*** Extracted text ***

Re: [PATCH v6 00/11] nd/pack-objects-pack-struct updates

Jeff King <peff@xxxxxxxx> · Fri, 23 Mar 2018 01:50:27 -0400

On Thu, Mar 22, 2018 at 10:46:09PM -0400, Jeff King wrote:

> > which begs the question, how much slower would it be if we
> > replaced the radix-sort with an in-place sort (e.g. heapsort).
> > 
> > I hacked up the patch below, just for fun. I don't have any
> > large repos (or enough disk space) to do any meaningful perf
> > tests, but I did at least compile it and it passes the test-suite.
> > (That is no guarantee that I haven't introduced bugs, of course!)
> 
> It might have been easier to just revert 8b8dfd5132 (pack-revindex:
> radix-sort the revindex, 2013-07-11). It even includes some performance
> numbers. :)
> 
> In short, no, I don't think we want to go back to a comparison-sort. The
> radix sort back then was around 4 times faster for linux.git. And that
> was when there were half as many objects in the repository, so the radix
> sort should continue to improve as the repo size grows.

*** Provided material ***

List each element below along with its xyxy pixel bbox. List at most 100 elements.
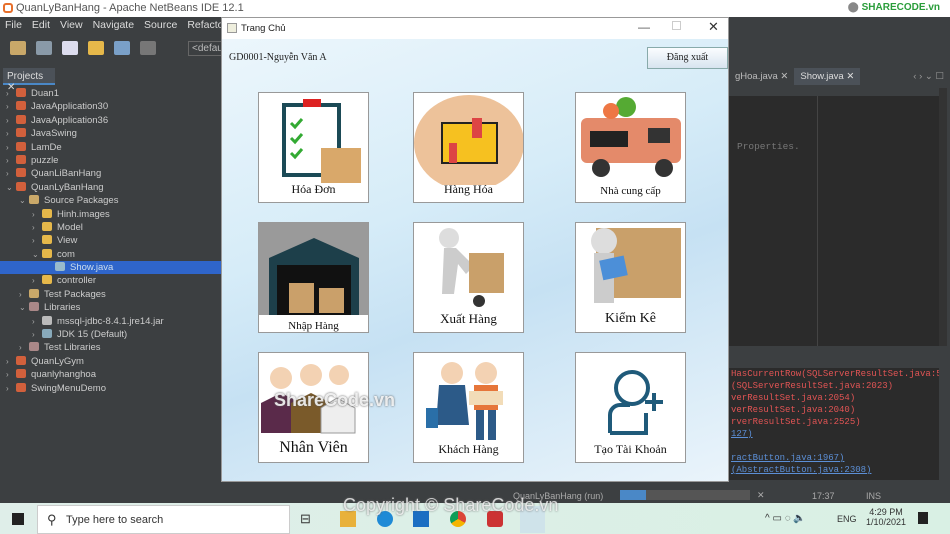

***

## Requirement 1
Answer these questions about the mailing-list reply:
(a) Which commit does it say might have been easier to revert?
(b) Roughly how much faster was the radix sort for linux.git back then?
(c) Which in-place sort is given as an example?
## Requirement 2
In the mailing-list reply, rewrite the passage starting at "On Thu, Mar" and ending at "sort (e.g. heapsort).", swapping "heapsort" for "quicksort".

## Exercise answer 1
(a) 8b8dfd5132 (pack-revindex: radix-sort the revindex, 2013-07-11)
(b) Around 4 times faster
(c) Heapsort

## Exercise answer 2
On Thu, Mar 22, 2018 at 10:46:09PM -0400, Jeff King wrote:

> > which begs the question, how much slower would it be if we
> > replaced the radix-sort with an in-place sort (e.g. quicksort).